● **Stated exercise**:
Pull each line holding "物理磁盘放置位置" out of the entries below.

━━━ Raw records

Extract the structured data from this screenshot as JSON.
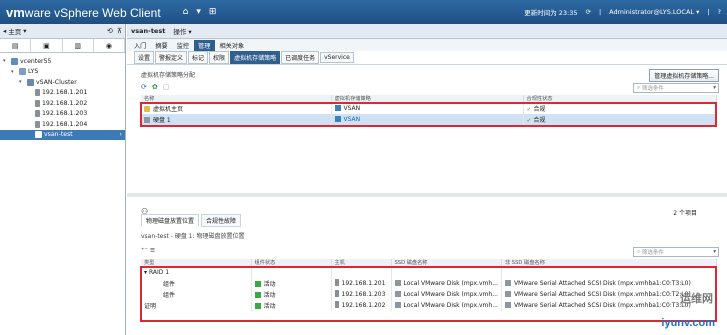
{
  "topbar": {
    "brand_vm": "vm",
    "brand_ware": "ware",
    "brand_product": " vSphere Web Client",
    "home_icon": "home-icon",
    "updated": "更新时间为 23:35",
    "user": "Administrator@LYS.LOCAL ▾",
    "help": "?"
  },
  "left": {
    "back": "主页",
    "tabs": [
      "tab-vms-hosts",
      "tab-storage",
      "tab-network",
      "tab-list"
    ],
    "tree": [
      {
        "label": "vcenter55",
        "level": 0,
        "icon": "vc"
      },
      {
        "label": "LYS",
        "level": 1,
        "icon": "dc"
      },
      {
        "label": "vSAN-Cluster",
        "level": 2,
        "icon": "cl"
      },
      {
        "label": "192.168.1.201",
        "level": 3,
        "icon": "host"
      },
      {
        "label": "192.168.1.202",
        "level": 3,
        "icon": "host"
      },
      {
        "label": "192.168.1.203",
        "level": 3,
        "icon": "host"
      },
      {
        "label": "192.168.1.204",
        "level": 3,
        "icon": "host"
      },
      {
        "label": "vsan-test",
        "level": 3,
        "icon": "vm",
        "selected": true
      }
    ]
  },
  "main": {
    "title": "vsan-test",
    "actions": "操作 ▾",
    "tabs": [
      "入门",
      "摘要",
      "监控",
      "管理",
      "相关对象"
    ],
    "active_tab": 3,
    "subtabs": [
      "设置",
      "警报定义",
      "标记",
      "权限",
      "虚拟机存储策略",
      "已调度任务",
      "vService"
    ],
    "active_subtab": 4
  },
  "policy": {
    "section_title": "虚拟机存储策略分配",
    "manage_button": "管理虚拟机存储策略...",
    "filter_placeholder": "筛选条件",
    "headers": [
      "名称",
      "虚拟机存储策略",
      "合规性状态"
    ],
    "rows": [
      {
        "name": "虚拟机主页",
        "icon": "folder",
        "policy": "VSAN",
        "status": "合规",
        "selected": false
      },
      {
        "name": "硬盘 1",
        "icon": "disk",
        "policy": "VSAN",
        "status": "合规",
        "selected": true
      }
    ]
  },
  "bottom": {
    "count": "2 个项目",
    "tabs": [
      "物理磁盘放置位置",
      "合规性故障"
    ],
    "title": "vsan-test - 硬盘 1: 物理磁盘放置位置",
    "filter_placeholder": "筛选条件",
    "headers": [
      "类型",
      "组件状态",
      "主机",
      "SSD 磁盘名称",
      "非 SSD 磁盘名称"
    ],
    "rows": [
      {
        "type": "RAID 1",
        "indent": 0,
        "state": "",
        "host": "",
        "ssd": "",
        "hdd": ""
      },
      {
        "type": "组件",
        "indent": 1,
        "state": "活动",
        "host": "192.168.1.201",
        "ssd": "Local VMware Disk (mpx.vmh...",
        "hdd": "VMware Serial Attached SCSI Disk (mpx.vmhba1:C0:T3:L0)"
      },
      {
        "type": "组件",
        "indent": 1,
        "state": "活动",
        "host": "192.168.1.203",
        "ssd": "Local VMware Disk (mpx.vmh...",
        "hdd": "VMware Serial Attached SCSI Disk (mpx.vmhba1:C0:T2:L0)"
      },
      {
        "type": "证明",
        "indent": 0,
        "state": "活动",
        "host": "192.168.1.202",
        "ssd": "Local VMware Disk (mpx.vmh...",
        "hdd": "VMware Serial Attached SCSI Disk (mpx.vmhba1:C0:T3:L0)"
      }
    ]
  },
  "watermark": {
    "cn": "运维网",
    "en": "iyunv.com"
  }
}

━━━━━━

● **Full answer**:
      "物理磁盘放置位置",
    "title": "vsan-test - 硬盘 1: 物理磁盘放置位置",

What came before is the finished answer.